>> START Data provided

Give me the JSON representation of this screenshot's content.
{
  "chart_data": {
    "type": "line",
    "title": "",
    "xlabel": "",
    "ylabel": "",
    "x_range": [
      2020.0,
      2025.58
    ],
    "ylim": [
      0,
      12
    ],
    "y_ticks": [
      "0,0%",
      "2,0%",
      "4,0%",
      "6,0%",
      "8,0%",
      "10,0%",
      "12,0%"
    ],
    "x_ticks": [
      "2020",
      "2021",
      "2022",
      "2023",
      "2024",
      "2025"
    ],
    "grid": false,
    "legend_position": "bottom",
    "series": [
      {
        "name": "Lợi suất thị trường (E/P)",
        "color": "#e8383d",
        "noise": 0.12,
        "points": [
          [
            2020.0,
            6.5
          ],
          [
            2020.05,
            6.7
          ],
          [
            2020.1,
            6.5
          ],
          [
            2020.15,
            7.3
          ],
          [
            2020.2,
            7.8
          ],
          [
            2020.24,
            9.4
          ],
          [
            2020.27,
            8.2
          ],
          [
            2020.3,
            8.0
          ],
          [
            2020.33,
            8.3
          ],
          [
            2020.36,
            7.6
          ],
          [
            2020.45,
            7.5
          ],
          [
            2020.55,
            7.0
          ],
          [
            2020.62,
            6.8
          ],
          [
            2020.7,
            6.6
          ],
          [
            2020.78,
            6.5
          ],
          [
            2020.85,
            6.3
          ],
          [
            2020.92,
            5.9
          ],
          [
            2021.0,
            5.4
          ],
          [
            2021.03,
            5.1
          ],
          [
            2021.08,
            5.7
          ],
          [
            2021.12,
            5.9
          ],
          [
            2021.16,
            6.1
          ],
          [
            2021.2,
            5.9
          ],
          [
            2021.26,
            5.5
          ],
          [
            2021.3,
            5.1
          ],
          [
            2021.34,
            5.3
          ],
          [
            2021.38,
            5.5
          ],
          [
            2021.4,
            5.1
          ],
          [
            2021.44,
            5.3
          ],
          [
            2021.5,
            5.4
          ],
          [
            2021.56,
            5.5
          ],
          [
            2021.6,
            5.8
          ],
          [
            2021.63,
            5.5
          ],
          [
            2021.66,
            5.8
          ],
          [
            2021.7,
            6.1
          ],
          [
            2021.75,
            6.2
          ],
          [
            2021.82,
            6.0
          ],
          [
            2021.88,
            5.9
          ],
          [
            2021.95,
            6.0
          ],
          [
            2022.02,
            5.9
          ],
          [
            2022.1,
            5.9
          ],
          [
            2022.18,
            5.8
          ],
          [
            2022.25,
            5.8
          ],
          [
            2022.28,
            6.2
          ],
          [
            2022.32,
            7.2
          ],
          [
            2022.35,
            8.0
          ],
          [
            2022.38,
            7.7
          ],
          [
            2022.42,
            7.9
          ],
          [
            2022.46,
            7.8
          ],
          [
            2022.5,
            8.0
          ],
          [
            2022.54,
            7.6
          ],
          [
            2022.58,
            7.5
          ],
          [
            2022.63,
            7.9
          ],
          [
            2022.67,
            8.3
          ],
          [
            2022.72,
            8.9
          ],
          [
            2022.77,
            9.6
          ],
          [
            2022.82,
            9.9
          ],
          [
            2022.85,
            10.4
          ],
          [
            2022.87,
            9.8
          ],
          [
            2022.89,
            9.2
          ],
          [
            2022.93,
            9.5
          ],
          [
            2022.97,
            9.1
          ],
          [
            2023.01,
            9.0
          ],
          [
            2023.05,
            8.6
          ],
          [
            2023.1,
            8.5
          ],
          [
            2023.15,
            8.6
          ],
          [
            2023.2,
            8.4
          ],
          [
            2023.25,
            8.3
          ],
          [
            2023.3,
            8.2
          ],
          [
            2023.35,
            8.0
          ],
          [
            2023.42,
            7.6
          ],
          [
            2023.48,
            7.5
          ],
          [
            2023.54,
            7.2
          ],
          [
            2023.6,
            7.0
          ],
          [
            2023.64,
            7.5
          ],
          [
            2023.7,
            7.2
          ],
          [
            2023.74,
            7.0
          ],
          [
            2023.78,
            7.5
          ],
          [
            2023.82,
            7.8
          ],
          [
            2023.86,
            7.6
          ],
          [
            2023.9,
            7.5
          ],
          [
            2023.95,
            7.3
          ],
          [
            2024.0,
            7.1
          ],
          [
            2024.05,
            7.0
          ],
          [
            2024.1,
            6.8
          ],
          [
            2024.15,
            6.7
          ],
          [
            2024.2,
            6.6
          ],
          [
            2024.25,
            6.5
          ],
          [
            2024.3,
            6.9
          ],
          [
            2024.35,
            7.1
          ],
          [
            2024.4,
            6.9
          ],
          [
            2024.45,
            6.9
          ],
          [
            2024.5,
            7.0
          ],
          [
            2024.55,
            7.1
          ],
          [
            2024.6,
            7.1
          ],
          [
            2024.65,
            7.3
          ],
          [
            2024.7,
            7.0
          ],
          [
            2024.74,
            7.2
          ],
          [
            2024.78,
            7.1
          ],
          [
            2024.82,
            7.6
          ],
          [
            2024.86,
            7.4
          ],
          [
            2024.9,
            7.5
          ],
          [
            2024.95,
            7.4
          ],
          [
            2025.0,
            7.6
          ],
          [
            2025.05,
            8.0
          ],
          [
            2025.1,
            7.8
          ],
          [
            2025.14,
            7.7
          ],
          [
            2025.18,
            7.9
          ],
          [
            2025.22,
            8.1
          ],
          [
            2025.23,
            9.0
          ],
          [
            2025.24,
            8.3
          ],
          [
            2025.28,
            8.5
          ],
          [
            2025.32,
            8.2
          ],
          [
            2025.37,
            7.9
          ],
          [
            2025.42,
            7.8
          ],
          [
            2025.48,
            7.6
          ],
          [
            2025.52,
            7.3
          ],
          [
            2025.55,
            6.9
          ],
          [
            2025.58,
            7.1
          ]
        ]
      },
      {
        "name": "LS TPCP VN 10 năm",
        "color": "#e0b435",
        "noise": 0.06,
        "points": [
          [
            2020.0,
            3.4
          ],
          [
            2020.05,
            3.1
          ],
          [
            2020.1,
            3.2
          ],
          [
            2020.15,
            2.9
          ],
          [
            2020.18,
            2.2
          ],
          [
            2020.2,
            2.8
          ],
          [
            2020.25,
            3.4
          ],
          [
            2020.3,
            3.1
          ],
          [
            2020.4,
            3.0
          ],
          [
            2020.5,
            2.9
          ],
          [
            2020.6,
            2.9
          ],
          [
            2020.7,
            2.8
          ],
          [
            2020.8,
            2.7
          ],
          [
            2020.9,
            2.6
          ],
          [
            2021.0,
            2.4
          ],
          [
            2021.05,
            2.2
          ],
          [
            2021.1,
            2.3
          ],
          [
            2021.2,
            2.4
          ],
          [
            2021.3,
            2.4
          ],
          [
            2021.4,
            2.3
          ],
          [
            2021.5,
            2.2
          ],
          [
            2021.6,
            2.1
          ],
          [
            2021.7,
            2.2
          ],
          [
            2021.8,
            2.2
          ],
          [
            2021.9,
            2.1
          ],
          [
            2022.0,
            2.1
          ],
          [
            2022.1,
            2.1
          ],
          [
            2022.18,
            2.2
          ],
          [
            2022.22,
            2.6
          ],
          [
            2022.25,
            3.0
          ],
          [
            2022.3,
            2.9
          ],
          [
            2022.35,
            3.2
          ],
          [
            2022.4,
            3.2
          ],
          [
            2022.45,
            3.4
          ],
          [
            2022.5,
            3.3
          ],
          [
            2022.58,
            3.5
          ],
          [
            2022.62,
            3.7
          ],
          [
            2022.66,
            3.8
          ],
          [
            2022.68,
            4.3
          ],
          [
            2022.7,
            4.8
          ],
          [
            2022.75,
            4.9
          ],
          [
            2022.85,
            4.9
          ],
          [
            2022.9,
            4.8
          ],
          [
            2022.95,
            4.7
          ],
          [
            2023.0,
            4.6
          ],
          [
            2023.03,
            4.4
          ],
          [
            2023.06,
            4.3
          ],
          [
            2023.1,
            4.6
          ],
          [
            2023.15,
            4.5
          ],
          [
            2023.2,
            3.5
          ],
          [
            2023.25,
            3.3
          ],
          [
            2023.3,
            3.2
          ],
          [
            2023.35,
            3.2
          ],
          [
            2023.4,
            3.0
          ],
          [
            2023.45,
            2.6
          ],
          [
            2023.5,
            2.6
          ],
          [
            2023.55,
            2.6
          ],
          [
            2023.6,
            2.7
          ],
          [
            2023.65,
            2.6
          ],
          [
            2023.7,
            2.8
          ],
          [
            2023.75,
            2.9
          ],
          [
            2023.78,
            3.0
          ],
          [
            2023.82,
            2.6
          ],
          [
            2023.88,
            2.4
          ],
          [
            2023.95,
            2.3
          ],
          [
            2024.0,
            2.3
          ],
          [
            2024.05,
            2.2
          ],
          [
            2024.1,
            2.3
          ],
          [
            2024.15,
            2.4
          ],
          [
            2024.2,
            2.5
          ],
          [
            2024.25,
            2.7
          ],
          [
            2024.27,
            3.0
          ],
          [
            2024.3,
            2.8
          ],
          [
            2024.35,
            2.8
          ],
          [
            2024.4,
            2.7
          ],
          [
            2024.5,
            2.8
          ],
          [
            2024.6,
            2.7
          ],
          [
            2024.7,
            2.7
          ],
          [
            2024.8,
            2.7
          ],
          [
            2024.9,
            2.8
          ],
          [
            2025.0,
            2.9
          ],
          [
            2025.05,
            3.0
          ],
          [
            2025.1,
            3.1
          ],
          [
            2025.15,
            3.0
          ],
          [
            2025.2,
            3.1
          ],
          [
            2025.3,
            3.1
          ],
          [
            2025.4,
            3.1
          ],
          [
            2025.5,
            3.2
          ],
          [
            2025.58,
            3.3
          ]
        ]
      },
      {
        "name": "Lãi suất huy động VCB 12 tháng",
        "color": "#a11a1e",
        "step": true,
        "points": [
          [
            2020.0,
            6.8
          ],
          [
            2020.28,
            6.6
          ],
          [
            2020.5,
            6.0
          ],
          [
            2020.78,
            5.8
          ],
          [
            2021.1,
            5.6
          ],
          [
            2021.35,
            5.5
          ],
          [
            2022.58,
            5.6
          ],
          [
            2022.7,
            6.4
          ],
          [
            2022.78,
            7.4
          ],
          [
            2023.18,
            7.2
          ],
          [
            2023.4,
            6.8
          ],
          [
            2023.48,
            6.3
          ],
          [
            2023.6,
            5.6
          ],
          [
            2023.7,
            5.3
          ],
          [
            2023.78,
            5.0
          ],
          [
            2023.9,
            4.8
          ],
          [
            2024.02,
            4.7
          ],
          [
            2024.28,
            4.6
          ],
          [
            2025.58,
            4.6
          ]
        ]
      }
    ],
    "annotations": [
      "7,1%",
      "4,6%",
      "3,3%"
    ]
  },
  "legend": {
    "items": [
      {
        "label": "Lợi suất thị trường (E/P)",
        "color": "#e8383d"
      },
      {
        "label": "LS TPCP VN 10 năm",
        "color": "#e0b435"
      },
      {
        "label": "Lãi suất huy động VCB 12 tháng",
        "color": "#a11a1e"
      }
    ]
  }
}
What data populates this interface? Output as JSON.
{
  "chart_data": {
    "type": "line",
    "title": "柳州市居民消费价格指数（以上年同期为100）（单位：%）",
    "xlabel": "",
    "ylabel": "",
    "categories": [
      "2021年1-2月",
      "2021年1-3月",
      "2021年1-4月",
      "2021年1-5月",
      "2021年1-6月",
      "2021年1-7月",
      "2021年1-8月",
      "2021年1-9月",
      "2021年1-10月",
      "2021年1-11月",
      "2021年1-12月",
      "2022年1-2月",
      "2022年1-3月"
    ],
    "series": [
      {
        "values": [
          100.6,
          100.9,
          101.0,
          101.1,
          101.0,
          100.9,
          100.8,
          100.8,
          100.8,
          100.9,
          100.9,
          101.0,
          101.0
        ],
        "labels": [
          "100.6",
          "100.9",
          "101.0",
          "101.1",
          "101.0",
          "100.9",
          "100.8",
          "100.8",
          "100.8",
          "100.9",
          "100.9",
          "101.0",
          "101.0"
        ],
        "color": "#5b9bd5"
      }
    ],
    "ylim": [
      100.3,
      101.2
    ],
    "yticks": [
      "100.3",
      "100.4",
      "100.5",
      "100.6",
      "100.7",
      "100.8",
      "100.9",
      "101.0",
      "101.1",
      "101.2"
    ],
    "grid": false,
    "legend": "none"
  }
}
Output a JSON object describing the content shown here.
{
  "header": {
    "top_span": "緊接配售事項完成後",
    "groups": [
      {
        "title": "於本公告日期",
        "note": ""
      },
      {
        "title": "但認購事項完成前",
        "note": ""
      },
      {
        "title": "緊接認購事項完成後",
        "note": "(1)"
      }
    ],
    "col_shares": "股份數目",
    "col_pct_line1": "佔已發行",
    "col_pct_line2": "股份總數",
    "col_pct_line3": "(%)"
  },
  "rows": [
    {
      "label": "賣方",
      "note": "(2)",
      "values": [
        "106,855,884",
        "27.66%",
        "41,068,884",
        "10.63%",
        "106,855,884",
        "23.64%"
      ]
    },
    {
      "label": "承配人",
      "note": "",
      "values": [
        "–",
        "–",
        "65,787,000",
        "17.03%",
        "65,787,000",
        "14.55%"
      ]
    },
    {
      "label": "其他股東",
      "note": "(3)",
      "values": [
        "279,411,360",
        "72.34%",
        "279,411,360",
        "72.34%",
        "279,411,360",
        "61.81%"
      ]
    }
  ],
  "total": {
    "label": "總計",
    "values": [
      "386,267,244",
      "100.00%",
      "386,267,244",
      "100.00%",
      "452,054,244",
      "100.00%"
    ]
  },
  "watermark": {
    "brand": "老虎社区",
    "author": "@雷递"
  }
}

>> END Data provided

- _Problem details_:
Check each line above for the string "suất" and show the ones that have it.

- _Solved exercise_:
        "name": "Lợi suất thị trường (E/P)",
        "name": "Lãi suất huy động VCB 12 tháng",
        "label": "Lợi suất thị trường (E/P)",
        "label": "Lãi suất huy động VCB 12 tháng",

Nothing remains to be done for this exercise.